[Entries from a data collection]
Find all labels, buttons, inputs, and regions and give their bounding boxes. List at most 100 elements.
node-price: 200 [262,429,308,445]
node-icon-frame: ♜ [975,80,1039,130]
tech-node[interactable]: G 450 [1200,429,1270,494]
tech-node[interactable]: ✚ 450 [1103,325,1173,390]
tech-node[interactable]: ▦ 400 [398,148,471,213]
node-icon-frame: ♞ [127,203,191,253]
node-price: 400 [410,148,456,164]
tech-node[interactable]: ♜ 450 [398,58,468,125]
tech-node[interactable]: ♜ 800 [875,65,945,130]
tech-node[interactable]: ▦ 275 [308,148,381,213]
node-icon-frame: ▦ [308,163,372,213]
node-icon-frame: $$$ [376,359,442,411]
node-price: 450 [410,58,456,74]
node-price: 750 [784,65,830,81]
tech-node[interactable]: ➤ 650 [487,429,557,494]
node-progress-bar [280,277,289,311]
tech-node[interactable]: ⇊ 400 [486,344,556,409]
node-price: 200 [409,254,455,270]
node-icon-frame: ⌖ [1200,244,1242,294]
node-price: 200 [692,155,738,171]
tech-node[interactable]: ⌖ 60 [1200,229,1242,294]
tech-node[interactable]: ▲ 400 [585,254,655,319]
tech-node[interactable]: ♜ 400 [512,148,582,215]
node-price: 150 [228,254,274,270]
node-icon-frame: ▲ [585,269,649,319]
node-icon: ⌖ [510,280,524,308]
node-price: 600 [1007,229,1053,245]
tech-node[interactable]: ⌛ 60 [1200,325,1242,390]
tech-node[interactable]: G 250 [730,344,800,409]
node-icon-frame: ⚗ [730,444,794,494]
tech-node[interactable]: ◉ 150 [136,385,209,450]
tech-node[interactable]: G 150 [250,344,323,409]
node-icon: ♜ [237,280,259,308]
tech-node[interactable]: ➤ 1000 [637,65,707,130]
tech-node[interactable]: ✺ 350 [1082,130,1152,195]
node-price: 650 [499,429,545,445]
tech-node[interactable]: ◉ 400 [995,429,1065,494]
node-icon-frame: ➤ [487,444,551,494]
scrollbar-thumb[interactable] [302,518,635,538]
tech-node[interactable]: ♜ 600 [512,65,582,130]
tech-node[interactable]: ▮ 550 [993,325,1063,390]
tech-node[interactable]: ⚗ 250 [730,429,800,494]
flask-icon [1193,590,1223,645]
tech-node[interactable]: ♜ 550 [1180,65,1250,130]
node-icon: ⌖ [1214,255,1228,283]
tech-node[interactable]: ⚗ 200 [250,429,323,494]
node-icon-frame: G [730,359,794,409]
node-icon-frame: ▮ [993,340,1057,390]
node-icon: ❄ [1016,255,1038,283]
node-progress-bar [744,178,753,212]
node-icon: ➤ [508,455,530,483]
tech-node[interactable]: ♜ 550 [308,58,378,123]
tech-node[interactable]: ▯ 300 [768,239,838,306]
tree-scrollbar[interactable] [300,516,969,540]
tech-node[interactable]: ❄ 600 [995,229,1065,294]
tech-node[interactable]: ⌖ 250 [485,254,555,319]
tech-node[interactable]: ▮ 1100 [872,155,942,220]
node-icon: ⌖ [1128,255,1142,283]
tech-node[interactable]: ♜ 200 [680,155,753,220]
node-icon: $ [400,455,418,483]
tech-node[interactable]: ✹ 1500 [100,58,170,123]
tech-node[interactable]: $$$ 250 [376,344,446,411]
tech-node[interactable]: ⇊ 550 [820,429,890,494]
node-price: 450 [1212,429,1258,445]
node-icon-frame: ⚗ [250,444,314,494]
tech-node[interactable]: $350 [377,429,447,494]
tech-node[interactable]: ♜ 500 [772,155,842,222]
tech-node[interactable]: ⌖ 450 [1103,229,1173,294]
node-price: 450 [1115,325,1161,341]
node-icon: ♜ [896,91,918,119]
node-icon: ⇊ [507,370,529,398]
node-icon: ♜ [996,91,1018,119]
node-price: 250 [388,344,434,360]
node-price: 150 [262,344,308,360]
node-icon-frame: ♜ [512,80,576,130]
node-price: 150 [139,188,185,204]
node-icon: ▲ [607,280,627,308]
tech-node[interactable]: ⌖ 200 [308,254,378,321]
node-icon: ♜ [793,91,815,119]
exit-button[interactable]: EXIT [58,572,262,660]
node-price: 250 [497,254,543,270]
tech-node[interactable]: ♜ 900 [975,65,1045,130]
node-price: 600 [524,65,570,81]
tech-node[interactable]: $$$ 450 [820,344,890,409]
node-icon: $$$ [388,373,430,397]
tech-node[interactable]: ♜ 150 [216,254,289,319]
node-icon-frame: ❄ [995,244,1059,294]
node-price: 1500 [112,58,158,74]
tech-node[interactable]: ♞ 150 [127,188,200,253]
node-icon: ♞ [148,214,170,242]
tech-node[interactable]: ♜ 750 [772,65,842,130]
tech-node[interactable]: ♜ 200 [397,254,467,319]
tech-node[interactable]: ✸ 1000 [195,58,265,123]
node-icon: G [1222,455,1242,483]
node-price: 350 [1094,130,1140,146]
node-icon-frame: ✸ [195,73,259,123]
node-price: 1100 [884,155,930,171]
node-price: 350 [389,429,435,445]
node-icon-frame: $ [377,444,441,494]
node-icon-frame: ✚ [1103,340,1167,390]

• [WRITTEN REQUEST]: Convert every line of the entries above into a JSON list of strings, with one string per line and any blank lines omitted.

• [RESPONSE TO THE EXERCISE]:
[
  "Find all labels, buttons, inputs, and regions and give their bounding boxes. List at most 100 elements.",
  "node-price: 200 [262,429,308,445]",
  "node-icon-frame: ♜ [975,80,1039,130]",
  "tech-node[interactable]: G 450 [1200,429,1270,494]",
  "tech-node[interactable]: ✚ 450 [1103,325,1173,390]",
  "tech-node[interactable]: ▦ 400 [398,148,471,213]",
  "node-icon-frame: ♞ [127,203,191,253]",
  "node-price: 400 [410,148,456,164]",
  "tech-node[interactable]: ♜ 450 [398,58,468,125]",
  "tech-node[interactable]: ♜ 800 [875,65,945,130]",
  "tech-node[interactable]: ▦ 275 [308,148,381,213]",
  "node-icon-frame: ▦ [308,163,372,213]",
  "node-icon-frame: $$$ [376,359,442,411]",
  "node-price: 450 [410,58,456,74]",
  "node-price: 750 [784,65,830,81]",
  "tech-node[interactable]: ➤ 650 [487,429,557,494]",
  "node-progress-bar [280,277,289,311]",
  "tech-node[interactable]: ⇊ 400 [486,344,556,409]",
  "node-price: 200 [409,254,455,270]",
  "node-icon-frame: ⌖ [1200,244,1242,294]",
  "node-price: 200 [692,155,738,171]",
  "tech-node[interactable]: ⌖ 60 [1200,229,1242,294]",
  "tech-node[interactable]: ▲ 400 [585,254,655,319]",
  "tech-node[interactable]: ♜ 400 [512,148,582,215]",
  "node-price: 150 [228,254,274,270]",
  "node-icon-frame: ▲ [585,269,649,319]",
  "node-icon: ⌖ [510,280,524,308]",
  "node-price: 600 [1007,229,1053,245]",
  "tech-node[interactable]: ⌛ 60 [1200,325,1242,390]",
  "tech-node[interactable]: G 250 [730,344,800,409]",
  "node-icon-frame: ⚗ [730,444,794,494]",
  "tech-node[interactable]: ◉ 150 [136,385,209,450]",
  "tech-node[interactable]: G 150 [250,344,323,409]",
  "node-icon: ♜ [237,280,259,308]",
  "tech-node[interactable]: ➤ 1000 [637,65,707,130]",
  "tech-node[interactable]: ✺ 350 [1082,130,1152,195]",
  "node-price: 650 [499,429,545,445]",
  "tech-node[interactable]: ◉ 400 [995,429,1065,494]",
  "node-icon-frame: ➤ [487,444,551,494]",
  "scrollbar-thumb[interactable] [302,518,635,538]",
  "tech-node[interactable]: ♜ 600 [512,65,582,130]",
  "tech-node[interactable]: ▮ 550 [993,325,1063,390]",
  "tech-node[interactable]: ⚗ 250 [730,429,800,494]",
  "flask-icon [1193,590,1223,645]",
  "tech-node[interactable]: ♜ 550 [1180,65,1250,130]",
  "node-icon: ⌖ [1214,255,1228,283]",
  "tech-node[interactable]: ⚗ 200 [250,429,323,494]",
  "node-icon-frame: G [730,359,794,409]",
  "node-icon-frame: ▮ [993,340,1057,390]",
  "node-icon: ❄ [1016,255,1038,283]",
  "node-progress-bar [744,178,753,212]",
  "node-icon: ➤ [508,455,530,483]",
  "tech-node[interactable]: ♜ 550 [308,58,378,123]",
  "tech-node[interactable]: ▯ 300 [768,239,838,306]",
  "tree-scrollbar[interactable] [300,516,969,540]",
  "tech-node[interactable]: ❄ 600 [995,229,1065,294]",
  "tech-node[interactable]: ⌖ 250 [485,254,555,319]",
  "tech-node[interactable]: ▮ 1100 [872,155,942,220]",
  "node-icon: ⌖ [1128,255,1142,283]",
  "tech-node[interactable]: ♜ 200 [680,155,753,220]",
  "node-icon: $ [400,455,418,483]",
  "tech-node[interactable]: ✹ 1500 [100,58,170,123]",
  "tech-node[interactable]: $$$ 250 [376,344,446,411]",
  "tech-node[interactable]: ⇊ 550 [820,429,890,494]",
  "node-price: 450 [1212,429,1258,445]",
  "node-icon-frame: ⚗ [250,444,314,494]",
  "tech-node[interactable]: $350 [377,429,447,494]",
  "tech-node[interactable]: ♜ 500 [772,155,842,222]",
  "tech-node[interactable]: ⌖ 450 [1103,229,1173,294]",
  "node-price: 450 [1115,325,1161,341]",
  "node-icon: ♜ [896,91,918,119]",
  "node-icon: ⇊ [507,370,529,398]",
  "node-icon: ♜ [996,91,1018,119]",
  "node-price: 250 [388,344,434,360]",
  "node-price: 150 [262,344,308,360]",
  "node-icon-frame: ♜ [512,80,576,130]",
  "node-price: 150 [139,188,185,204]",
  "node-icon: ▲ [607,280,627,308]",
  "tech-node[interactable]: ⌖ 200 [308,254,378,321]",
  "node-icon: ♜ [793,91,815,119]",
  "exit-button[interactable]: EXIT [58,572,262,660]",
  "node-price: 250 [497,254,543,270]",
  "tech-node[interactable]: ♜ 900 [975,65,1045,130]",
  "node-price: 600 [524,65,570,81]",
  "tech-node[interactable]: $$$ 450 [820,344,890,409]",
  "node-icon: $$$ [388,373,430,397]",
  "tech-node[interactable]: ♜ 150 [216,254,289,319]",
  "node-icon-frame: ❄ [995,244,1059,294]",
  "node-price: 1500 [112,58,158,74]",
  "tech-node[interactable]: ♞ 150 [127,188,200,253]",
  "node-icon: ♞ [148,214,170,242]",
  "tech-node[interactable]: ♜ 750 [772,65,842,130]",
  "tech-node[interactable]: ♜ 200 [397,254,467,319]",
  "tech-node[interactable]: ✸ 1000 [195,58,265,123]",
  "node-icon: G [1222,455,1242,483]",
  "node-price: 350 [1094,130,1140,146]",
  "node-icon-frame: ✸ [195,73,259,123]",
  "node-price: 1100 [884,155,930,171]",
  "node-price: 350 [389,429,435,445]",
  "node-icon-frame: $ [377,444,441,494]",
  "node-icon-frame: ✚ [1103,340,1167,390]"
]